- Data supplied
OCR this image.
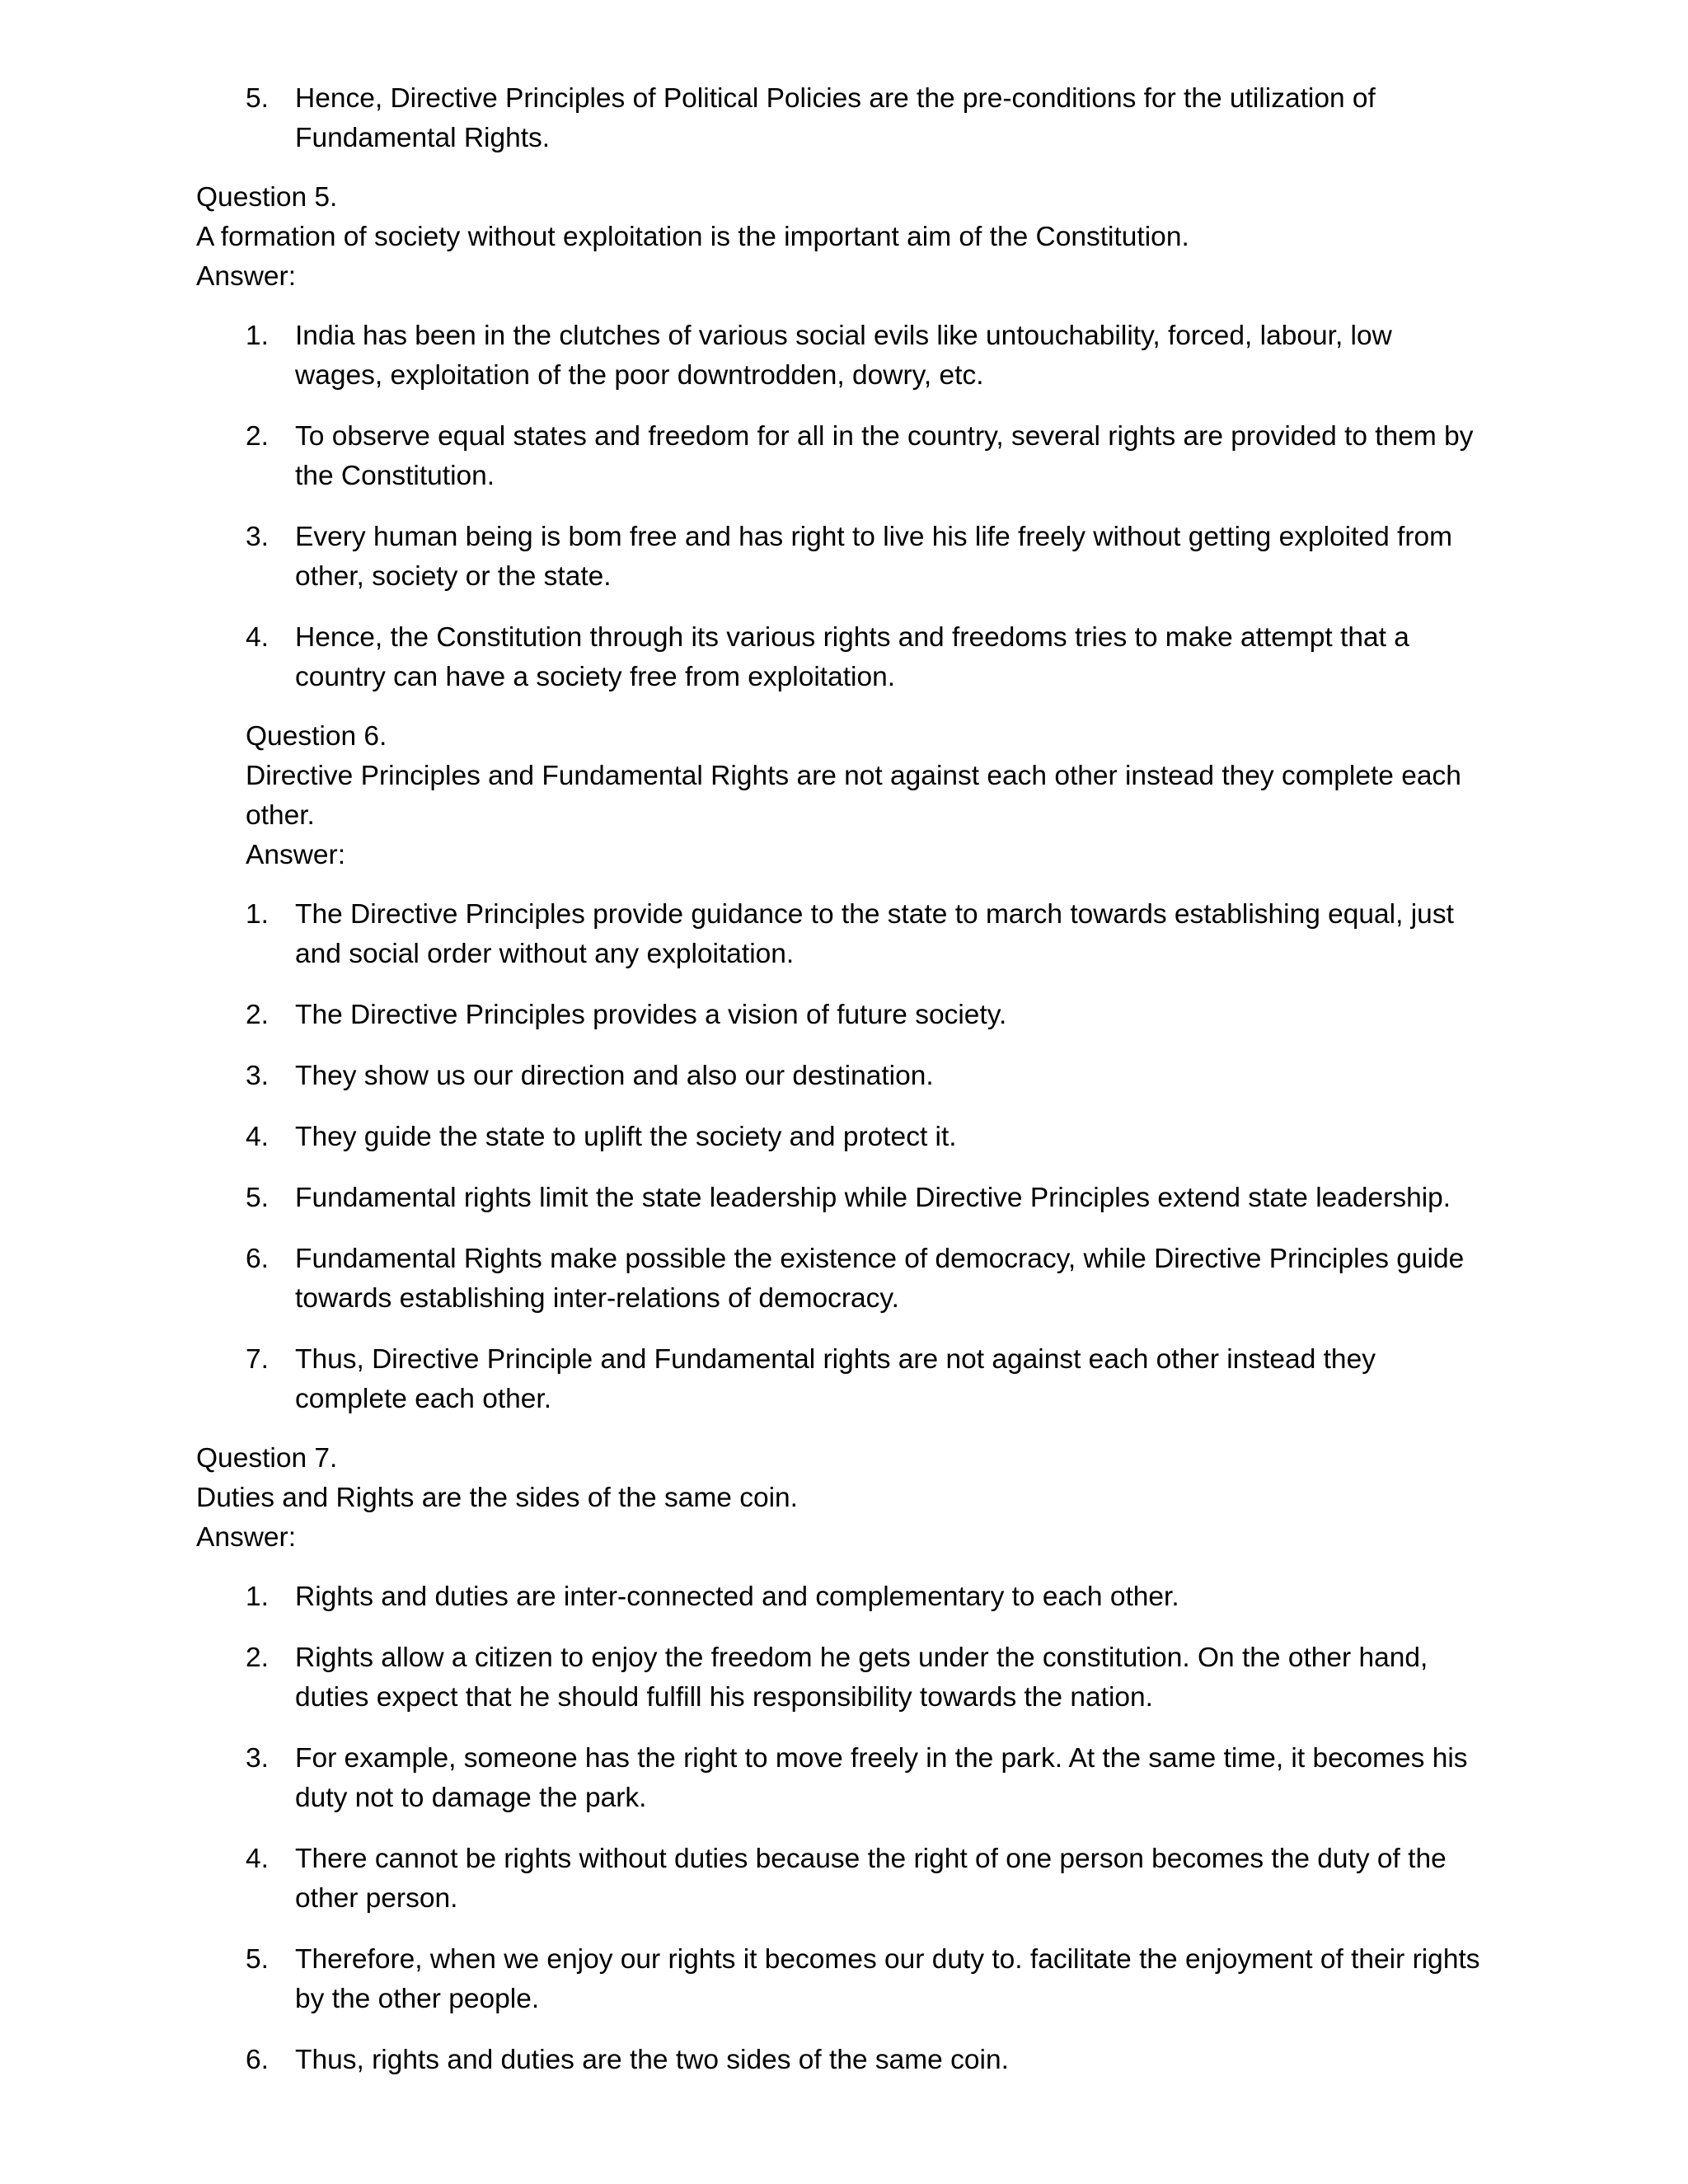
5. Hence, Directive Principles of Political Policies are the pre-conditions for the utilization of Fundamental Rights.
Question 5.
A formation of society without exploitation is the important aim of the Constitution.
Answer:
1. India has been in the clutches of various social evils like untouchability, forced, labour, low wages, exploitation of the poor downtrodden, dowry, etc.
2. To observe equal states and freedom for all in the country, several rights are provided to them by the Constitution.
3. Every human being is bom free and has right to live his life freely without getting exploited from other, society or the state.
4. Hence, the Constitution through its various rights and freedoms tries to make attempt that a country can have a society free from exploitation.
Question 6.
Directive Principles and Fundamental Rights are not against each other instead they complete each other.
Answer:
1. The Directive Principles provide guidance to the state to march towards establishing equal, just and social order without any exploitation.
2. The Directive Principles provides a vision of future society.
3. They show us our direction and also our destination.
4. They guide the state to uplift the society and protect it.
5. Fundamental rights limit the state leadership while Directive Principles extend state leadership.
6. Fundamental Rights make possible the existence of democracy, while Directive Principles guide towards establishing inter-relations of democracy.
7. Thus, Directive Principle and Fundamental rights are not against each other instead they complete each other.
Question 7.
Duties and Rights are the sides of the same coin.
Answer:
1. Rights and duties are inter-connected and complementary to each other.
2. Rights allow a citizen to enjoy the freedom he gets under the constitution. On the other hand, duties expect that he should fulfill his responsibility towards the nation.
3. For example, someone has the right to move freely in the park. At the same time, it becomes his duty not to damage the park.
4. There cannot be rights without duties because the right of one person becomes the duty of the other person.
5. Therefore, when we enjoy our rights it becomes our duty to. facilitate the enjoyment of their rights by the other people.
6. Thus, rights and duties are the two sides of the same coin.
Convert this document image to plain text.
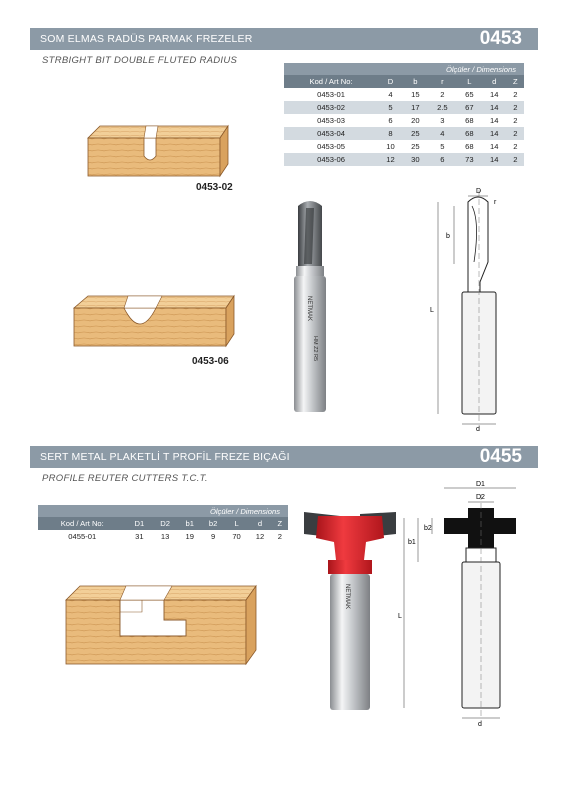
SOM ELMAS RADÜS PARMAK FREZELER	0453
STRBIGHT BIT DOUBLE FLUTED RADIUS
Ölçüler / Dimensions						
Kod / Art No:	D	b	r	L	d	Z
0453-01	4	15	2	65	14	2
0453-02	5	17	2.5	67	14	2
0453-03	6	20	3	68	14	2
0453-04	8	25	4	68	14	2
0453-05	10	25	5	68	14	2
0453-06	12	30	6	73	14	2
0453-02
0453-06
NETMAK
HM Z2 R5
D
r
b
L
d
SERT METAL PLAKETLİ T PROFİL FREZE BIÇAĞI	0455
PROFILE REUTER CUTTERS T.C.T.
Ölçüler / Dimensions							
Kod / Art No:	D1	D2	b1	b2	L	d	Z
0455-01	31	13	19	9	70	12	2
NETMAK
D1
D2
b1
b2
L
d
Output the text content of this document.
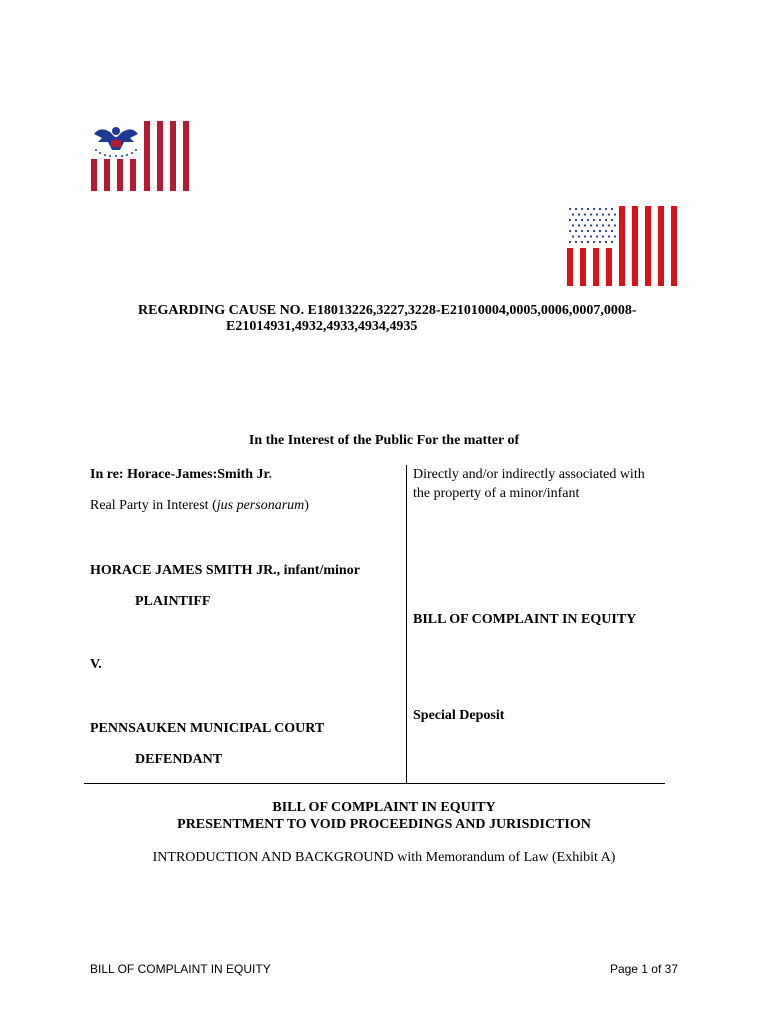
REGARDING CAUSE NO. E18013226,3227,3228-E21010004,0005,0006,0007,0008-
E21014931,4932,4933,4934,4935
In the Interest of the Public For the matter of
In re: Horace-James:Smith Jr.
Real Party in Interest (jus personarum)
HORACE JAMES SMITH JR., infant/minor
PLAINTIFF
V.
PENNSAUKEN MUNICIPAL COURT
DEFENDANT
Directly and/or indirectly associated with
the property of a minor/infant
BILL OF COMPLAINT IN EQUITY
Special Deposit
BILL OF COMPLAINT IN EQUITY
PRESENTMENT TO VOID PROCEEDINGS AND JURISDICTION
INTRODUCTION AND BACKGROUND with Memorandum of Law (Exhibit A)
BILL OF COMPLAINT IN EQUITY	Page 1 of 37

- What to work on
Omit all pictures while transcribing the entries verbatim.

- Exercise solution
OCR this image.
5. Hence, Directive Principles of Political Policies are the pre-conditions for the utilization of Fundamental Rights.
Question 5.
A formation of society without exploitation is the important aim of the Constitution.
Answer:
1. India has been in the clutches of various social evils like untouchability, forced, labour, low wages, exploitation of the poor downtrodden, dowry, etc.
2. To observe equal states and freedom for all in the country, several rights are provided to them by the Constitution.
3. Every human being is bom free and has right to live his life freely without getting exploited from other, society or the state.
4. Hence, the Constitution through its various rights and freedoms tries to make attempt that a country can have a society free from exploitation.
Question 6.
Directive Principles and Fundamental Rights are not against each other instead they complete each other.
Answer:
1. The Directive Principles provide guidance to the state to march towards establishing equal, just and social order without any exploitation.
2. The Directive Principles provides a vision of future society.
3. They show us our direction and also our destination.
4. They guide the state to uplift the society and protect it.
5. Fundamental rights limit the state leadership while Directive Principles extend state leadership.
6. Fundamental Rights make possible the existence of democracy, while Directive Principles guide towards establishing inter-relations of democracy.
7. Thus, Directive Principle and Fundamental rights are not against each other instead they complete each other.
Question 7.
Duties and Rights are the sides of the same coin.
Answer:
1. Rights and duties are inter-connected and complementary to each other.
2. Rights allow a citizen to enjoy the freedom he gets under the constitution. On the other hand, duties expect that he should fulfill his responsibility towards the nation.
3. For example, someone has the right to move freely in the park. At the same time, it becomes his duty not to damage the park.
4. There cannot be rights without duties because the right of one person becomes the duty of the other person.
5. Therefore, when we enjoy our rights it becomes our duty to. facilitate the enjoyment of their rights by the other people.
6. Thus, rights and duties are the two sides of the same coin.
Convert this document image to plain text.
SOM ELMAS RADÜS PARMAK FREZELER	0453
STRBIGHT BIT DOUBLE FLUTED RADIUS
Ölçüler / Dimensions						
Kod / Art No:	D	b	r	L	d	Z
0453-01	4	15	2	65	14	2
0453-02	5	17	2.5	67	14	2
0453-03	6	20	3	68	14	2
0453-04	8	25	4	68	14	2
0453-05	10	25	5	68	14	2
0453-06	12	30	6	73	14	2
0453-02
0453-06
NETMAK
HM Z2 R5
D
r
b
L
d
SERT METAL PLAKETLİ T PROFİL FREZE BIÇAĞI	0455
PROFILE REUTER CUTTERS T.C.T.
Ölçüler / Dimensions							
Kod / Art No:	D1	D2	b1	b2	L	d	Z
0455-01	31	13	19	9	70	12	2
NETMAK
D1
D2
b1
b2
L
d
Output the text content of this document.
REGARDING CAUSE NO. E18013226,3227,3228-E21010004,0005,0006,0007,0008-
E21014931,4932,4933,4934,4935
In the Interest of the Public For the matter of
In re: Horace-James:Smith Jr.
Real Party in Interest (jus personarum)
HORACE JAMES SMITH JR., infant/minor
PLAINTIFF
V.
PENNSAUKEN MUNICIPAL COURT
DEFENDANT
Directly and/or indirectly associated with
the property of a minor/infant
BILL OF COMPLAINT IN EQUITY
Special Deposit
BILL OF COMPLAINT IN EQUITY
PRESENTMENT TO VOID PROCEEDINGS AND JURISDICTION
INTRODUCTION AND BACKGROUND with Memorandum of Law (Exhibit A)
BILL OF COMPLAINT IN EQUITY	Page 1 of 37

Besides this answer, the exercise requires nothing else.